Take every line where the string "name" appears and copy it.
** START OF LISTED ENTRIES **
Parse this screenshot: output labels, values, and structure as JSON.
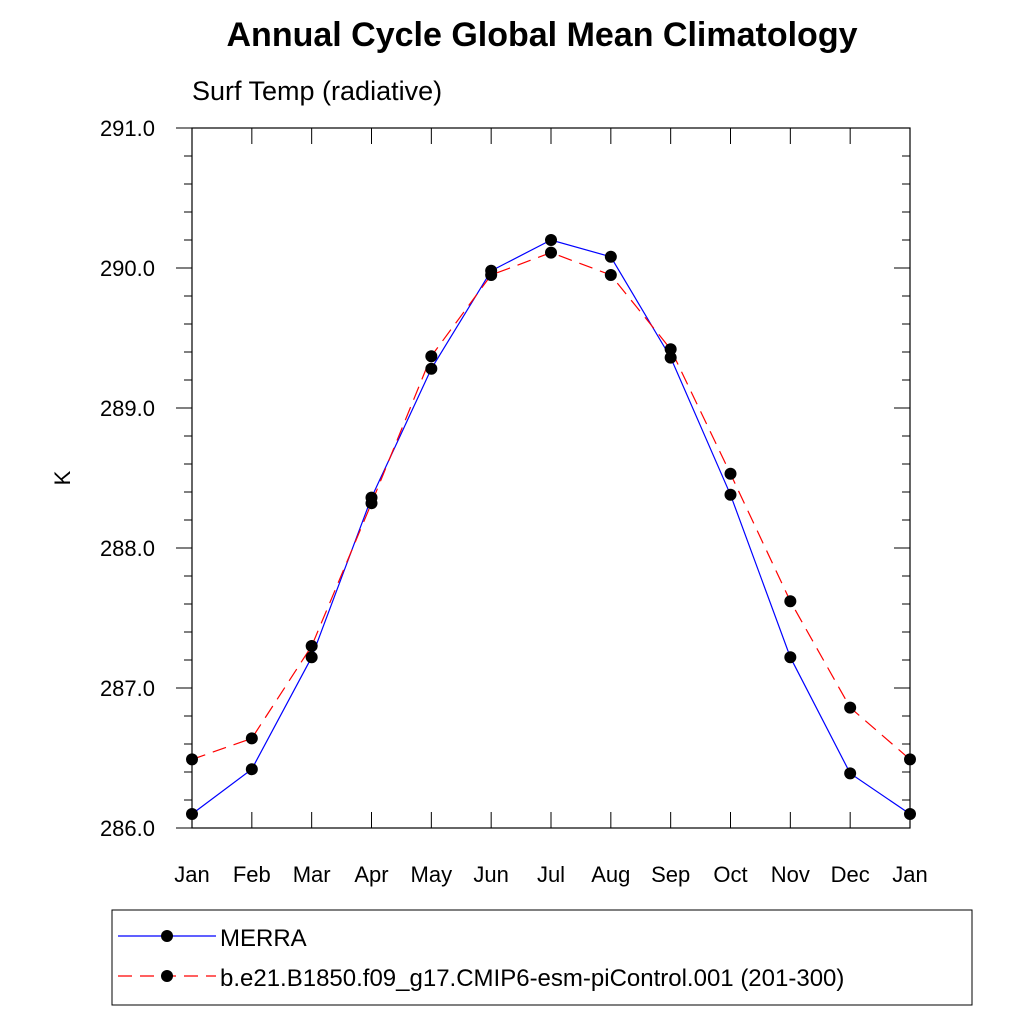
{
  "chart_data": {
    "type": "line",
    "title": "Annual Cycle Global Mean Climatology",
    "subtitle": "Surf Temp (radiative)",
    "xlabel": "",
    "ylabel": "K",
    "categories": [
      "Jan",
      "Feb",
      "Mar",
      "Apr",
      "May",
      "Jun",
      "Jul",
      "Aug",
      "Sep",
      "Oct",
      "Nov",
      "Dec",
      "Jan"
    ],
    "ylim": [
      286.0,
      291.0
    ],
    "yticks": [
      "286.0",
      "287.0",
      "288.0",
      "289.0",
      "290.0",
      "291.0"
    ],
    "grid": false,
    "series": [
      {
        "name": "MERRA",
        "color": "#0000ff",
        "dash": "solid",
        "marker": "filled-circle",
        "values": [
          286.1,
          286.42,
          287.22,
          288.36,
          289.28,
          289.98,
          290.2,
          290.08,
          289.36,
          288.38,
          287.22,
          286.39,
          286.1
        ]
      },
      {
        "name": "b.e21.B1850.f09_g17.CMIP6-esm-piControl.001 (201-300)",
        "color": "#ff0000",
        "dash": "dashed",
        "marker": "filled-circle",
        "values": [
          286.49,
          286.64,
          287.3,
          288.32,
          289.37,
          289.95,
          290.11,
          289.95,
          289.42,
          288.53,
          287.62,
          286.86,
          286.49
        ]
      }
    ],
    "legend_position": "bottom"
  }
}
** END OF LISTED ENTRIES **
= SOLUTION FOR THIS TASK =
        "name": "MERRA",
        "name": "b.e21.B1850.f09_g17.CMIP6-esm-piControl.001 (201-300)",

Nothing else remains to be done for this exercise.